-- Exercise objective --
Which lines below hold the word "folder"? Copy all of them.

====== Data for the task

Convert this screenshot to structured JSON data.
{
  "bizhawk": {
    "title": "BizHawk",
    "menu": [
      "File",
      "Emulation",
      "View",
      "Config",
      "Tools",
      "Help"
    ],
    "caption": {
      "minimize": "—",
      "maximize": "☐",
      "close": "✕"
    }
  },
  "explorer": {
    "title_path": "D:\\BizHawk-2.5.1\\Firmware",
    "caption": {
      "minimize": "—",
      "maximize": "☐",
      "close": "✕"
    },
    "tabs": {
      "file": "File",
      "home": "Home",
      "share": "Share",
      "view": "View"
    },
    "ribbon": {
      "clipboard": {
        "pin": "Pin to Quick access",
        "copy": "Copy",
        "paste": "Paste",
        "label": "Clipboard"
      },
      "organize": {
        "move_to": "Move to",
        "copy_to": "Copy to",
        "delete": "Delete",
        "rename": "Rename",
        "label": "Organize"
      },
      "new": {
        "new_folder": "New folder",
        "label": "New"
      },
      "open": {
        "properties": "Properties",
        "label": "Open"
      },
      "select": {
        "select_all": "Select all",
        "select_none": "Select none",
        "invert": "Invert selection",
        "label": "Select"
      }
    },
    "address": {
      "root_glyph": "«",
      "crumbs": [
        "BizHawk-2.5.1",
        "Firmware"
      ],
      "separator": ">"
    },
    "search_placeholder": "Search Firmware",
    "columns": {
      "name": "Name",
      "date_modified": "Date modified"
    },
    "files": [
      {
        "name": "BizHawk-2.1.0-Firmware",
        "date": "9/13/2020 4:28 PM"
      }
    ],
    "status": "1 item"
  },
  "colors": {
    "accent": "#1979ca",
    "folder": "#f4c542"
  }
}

============

-- Exercise response --
        "new_folder": "New folder",
    "folder": "#f4c542"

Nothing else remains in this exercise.